_REQUIRED TASK_. Recast the stretch of items from the line containing "Patent image size: (1287, 702)." through the line containing "The third smoke coating f3 is at (237, 518)." as a numbered list, leaving out any blank lines. Include only those lines.

_STORED RECORDS_.
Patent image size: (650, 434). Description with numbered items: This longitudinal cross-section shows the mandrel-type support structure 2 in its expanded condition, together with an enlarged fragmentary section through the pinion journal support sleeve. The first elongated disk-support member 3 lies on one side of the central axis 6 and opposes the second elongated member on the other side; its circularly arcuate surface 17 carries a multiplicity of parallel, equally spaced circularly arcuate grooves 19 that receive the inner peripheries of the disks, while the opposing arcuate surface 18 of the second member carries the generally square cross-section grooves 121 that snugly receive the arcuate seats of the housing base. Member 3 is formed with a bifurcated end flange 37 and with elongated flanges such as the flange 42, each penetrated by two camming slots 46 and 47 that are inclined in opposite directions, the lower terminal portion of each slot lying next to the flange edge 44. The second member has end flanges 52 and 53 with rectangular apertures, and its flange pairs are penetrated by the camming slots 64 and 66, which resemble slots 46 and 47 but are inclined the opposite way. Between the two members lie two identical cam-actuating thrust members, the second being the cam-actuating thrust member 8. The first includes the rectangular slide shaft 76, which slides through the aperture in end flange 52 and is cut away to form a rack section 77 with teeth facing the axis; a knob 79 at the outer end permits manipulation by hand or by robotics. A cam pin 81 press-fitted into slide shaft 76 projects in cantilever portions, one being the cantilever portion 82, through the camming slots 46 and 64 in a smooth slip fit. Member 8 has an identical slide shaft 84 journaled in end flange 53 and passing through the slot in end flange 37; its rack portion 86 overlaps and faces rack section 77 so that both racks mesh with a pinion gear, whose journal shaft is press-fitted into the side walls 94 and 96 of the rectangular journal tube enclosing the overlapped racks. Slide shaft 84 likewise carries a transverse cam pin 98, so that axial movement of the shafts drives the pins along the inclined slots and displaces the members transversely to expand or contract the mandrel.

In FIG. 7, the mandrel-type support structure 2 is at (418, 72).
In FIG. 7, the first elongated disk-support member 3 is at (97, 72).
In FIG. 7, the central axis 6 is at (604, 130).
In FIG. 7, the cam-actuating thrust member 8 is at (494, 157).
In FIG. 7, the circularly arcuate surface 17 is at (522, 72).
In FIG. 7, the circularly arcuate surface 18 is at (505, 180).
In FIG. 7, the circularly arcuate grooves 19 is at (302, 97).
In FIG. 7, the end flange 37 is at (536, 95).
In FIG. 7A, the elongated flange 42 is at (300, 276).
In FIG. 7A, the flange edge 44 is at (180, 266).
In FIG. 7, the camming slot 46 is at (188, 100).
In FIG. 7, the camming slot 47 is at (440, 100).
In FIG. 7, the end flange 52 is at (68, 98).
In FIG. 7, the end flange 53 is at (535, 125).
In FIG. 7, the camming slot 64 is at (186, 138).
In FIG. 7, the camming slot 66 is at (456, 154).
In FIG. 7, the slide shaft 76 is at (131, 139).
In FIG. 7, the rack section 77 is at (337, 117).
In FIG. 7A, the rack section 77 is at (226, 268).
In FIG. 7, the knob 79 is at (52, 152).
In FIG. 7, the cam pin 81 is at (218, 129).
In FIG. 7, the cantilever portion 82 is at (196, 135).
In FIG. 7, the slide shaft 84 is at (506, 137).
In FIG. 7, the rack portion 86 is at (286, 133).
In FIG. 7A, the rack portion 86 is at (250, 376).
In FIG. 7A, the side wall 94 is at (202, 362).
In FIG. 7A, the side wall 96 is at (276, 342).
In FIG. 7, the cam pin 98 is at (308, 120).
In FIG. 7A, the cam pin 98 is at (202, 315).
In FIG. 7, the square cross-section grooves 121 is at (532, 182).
==
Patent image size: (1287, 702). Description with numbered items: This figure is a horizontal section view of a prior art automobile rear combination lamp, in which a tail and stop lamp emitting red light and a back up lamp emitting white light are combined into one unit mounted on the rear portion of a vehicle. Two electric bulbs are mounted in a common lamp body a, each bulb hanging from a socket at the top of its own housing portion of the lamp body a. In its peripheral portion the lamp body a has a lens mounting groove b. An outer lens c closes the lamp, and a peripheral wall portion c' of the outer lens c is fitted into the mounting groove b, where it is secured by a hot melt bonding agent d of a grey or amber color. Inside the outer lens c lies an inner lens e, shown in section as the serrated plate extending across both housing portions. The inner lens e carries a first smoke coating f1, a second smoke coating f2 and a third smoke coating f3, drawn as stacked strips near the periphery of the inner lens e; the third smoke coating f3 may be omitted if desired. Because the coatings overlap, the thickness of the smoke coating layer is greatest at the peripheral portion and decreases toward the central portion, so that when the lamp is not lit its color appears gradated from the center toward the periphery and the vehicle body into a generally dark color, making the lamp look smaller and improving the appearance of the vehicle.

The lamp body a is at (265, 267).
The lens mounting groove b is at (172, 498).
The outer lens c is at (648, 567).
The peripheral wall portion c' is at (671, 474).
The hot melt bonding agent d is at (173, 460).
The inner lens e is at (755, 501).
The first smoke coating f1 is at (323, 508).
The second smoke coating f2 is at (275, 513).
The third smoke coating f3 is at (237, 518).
==
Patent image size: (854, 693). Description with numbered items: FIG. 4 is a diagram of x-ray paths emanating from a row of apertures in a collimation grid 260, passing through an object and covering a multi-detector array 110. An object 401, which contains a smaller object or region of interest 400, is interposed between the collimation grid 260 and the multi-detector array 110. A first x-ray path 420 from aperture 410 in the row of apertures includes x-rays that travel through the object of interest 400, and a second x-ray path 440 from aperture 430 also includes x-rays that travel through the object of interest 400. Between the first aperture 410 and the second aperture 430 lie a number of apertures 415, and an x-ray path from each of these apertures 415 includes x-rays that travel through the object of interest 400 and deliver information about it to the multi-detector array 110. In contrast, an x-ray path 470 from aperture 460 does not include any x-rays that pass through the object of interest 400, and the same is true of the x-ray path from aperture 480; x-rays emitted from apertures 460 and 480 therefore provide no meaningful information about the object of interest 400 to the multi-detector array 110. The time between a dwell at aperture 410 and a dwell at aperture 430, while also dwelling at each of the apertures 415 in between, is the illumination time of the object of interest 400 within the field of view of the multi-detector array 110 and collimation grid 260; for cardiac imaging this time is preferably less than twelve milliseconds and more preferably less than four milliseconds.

_EXERCISE SOLUTION_.
1. Patent image size: (1287, 702). Description with numbered items: This figure is a horizontal section view of a prior art automobile rear combination lamp, in which a tail and stop lamp emitting red light and a back up lamp emitting white light are combined into one unit mounted on the rear portion of a vehicle. Two electric bulbs are mounted in a common lamp body a, each bulb hanging from a socket at the top of its own housing portion of the lamp body a. In its peripheral portion the lamp body a has a lens mounting groove b. An outer lens c closes the lamp, and a peripheral wall portion c' of the outer lens c is fitted into the mounting groove b, where it is secured by a hot melt bonding agent d of a grey or amber color. Inside the outer lens c lies an inner lens e, shown in section as the serrated plate extending across both housing portions. The inner lens e carries a first smoke coating f1, a second smoke coating f2 and a third smoke coating f3, drawn as stacked strips near the periphery of the inner lens e; the third smoke coating f3 may be omitted if desired. Because the coatings overlap, the thickness of the smoke coating layer is greatest at the peripheral portion and decreases toward the central portion, so that when the lamp is not lit its color appears gradated from the center toward the periphery and the vehicle body into a generally dark color, making the lamp look smaller and improving the appearance of the vehicle.
2. The lamp body a is at (265, 267).
3. The lens mounting groove b is at (172, 498).
4. The outer lens c is at (648, 567).
5. The peripheral wall portion c' is at (671, 474).
6. The hot melt bonding agent d is at (173, 460).
7. The inner lens e is at (755, 501).
8. The first smoke coating f1 is at (323, 508).
9. The second smoke coating f2 is at (275, 513).
10. The third smoke coating f3 is at (237, 518).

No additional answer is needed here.